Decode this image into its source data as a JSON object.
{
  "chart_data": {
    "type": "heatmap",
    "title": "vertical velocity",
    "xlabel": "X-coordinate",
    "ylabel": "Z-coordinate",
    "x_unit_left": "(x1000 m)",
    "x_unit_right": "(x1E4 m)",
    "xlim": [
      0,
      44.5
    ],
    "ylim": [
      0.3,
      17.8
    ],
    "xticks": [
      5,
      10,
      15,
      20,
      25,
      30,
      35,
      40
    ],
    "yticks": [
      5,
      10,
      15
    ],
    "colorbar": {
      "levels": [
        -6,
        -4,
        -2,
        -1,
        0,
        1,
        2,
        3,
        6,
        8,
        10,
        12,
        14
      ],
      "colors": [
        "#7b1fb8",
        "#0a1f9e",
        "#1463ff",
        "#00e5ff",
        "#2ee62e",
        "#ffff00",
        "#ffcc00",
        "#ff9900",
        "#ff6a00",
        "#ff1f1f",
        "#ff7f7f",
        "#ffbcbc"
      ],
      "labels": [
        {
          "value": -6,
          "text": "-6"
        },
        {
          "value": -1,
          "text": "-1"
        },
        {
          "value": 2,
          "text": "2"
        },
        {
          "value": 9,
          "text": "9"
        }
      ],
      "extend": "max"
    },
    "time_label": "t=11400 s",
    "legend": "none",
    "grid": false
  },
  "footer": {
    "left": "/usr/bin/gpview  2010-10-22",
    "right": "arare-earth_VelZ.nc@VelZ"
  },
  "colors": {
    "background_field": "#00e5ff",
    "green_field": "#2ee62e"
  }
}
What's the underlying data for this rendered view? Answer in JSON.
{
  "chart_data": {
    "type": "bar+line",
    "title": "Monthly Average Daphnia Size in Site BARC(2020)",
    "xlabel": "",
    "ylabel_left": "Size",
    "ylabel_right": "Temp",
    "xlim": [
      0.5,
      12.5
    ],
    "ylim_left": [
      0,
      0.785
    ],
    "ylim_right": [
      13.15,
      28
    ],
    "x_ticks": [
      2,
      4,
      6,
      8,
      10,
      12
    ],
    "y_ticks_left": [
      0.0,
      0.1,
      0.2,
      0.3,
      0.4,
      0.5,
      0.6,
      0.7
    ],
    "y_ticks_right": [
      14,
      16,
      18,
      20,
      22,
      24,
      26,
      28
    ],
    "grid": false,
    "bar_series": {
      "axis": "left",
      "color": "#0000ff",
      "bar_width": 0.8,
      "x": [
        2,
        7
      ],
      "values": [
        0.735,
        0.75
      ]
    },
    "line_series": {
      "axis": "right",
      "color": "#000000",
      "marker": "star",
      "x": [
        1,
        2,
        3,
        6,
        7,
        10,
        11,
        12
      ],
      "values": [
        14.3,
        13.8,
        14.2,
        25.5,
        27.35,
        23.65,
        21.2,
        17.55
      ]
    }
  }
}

____________________

Your task is to repeat each line of the material exactly.

Decode this image into its source data as a JSON object.
{
  "chart_data": {
    "type": "heatmap",
    "title": "vertical velocity",
    "xlabel": "X-coordinate",
    "ylabel": "Z-coordinate",
    "x_unit_left": "(x1000 m)",
    "x_unit_right": "(x1E4 m)",
    "xlim": [
      0,
      44.5
    ],
    "ylim": [
      0.3,
      17.8
    ],
    "xticks": [
      5,
      10,
      15,
      20,
      25,
      30,
      35,
      40
    ],
    "yticks": [
      5,
      10,
      15
    ],
    "colorbar": {
      "levels": [
        -6,
        -4,
        -2,
        -1,
        0,
        1,
        2,
        3,
        6,
        8,
        10,
        12,
        14
      ],
      "colors": [
        "#7b1fb8",
        "#0a1f9e",
        "#1463ff",
        "#00e5ff",
        "#2ee62e",
        "#ffff00",
        "#ffcc00",
        "#ff9900",
        "#ff6a00",
        "#ff1f1f",
        "#ff7f7f",
        "#ffbcbc"
      ],
      "labels": [
        {
          "value": -6,
          "text": "-6"
        },
        {
          "value": -1,
          "text": "-1"
        },
        {
          "value": 2,
          "text": "2"
        },
        {
          "value": 9,
          "text": "9"
        }
      ],
      "extend": "max"
    },
    "time_label": "t=11400 s",
    "legend": "none",
    "grid": false
  },
  "footer": {
    "left": "/usr/bin/gpview  2010-10-22",
    "right": "arare-earth_VelZ.nc@VelZ"
  },
  "colors": {
    "background_field": "#00e5ff",
    "green_field": "#2ee62e"
  }
}
What's the underlying data for this rendered view? Answer in JSON.
{
  "chart_data": {
    "type": "bar+line",
    "title": "Monthly Average Daphnia Size in Site BARC(2020)",
    "xlabel": "",
    "ylabel_left": "Size",
    "ylabel_right": "Temp",
    "xlim": [
      0.5,
      12.5
    ],
    "ylim_left": [
      0,
      0.785
    ],
    "ylim_right": [
      13.15,
      28
    ],
    "x_ticks": [
      2,
      4,
      6,
      8,
      10,
      12
    ],
    "y_ticks_left": [
      0.0,
      0.1,
      0.2,
      0.3,
      0.4,
      0.5,
      0.6,
      0.7
    ],
    "y_ticks_right": [
      14,
      16,
      18,
      20,
      22,
      24,
      26,
      28
    ],
    "grid": false,
    "bar_series": {
      "axis": "left",
      "color": "#0000ff",
      "bar_width": 0.8,
      "x": [
        2,
        7
      ],
      "values": [
        0.735,
        0.75
      ]
    },
    "line_series": {
      "axis": "right",
      "color": "#000000",
      "marker": "star",
      "x": [
        1,
        2,
        3,
        6,
        7,
        10,
        11,
        12
      ],
      "values": [
        14.3,
        13.8,
        14.2,
        25.5,
        27.35,
        23.65,
        21.2,
        17.55
      ]
    }
  }
}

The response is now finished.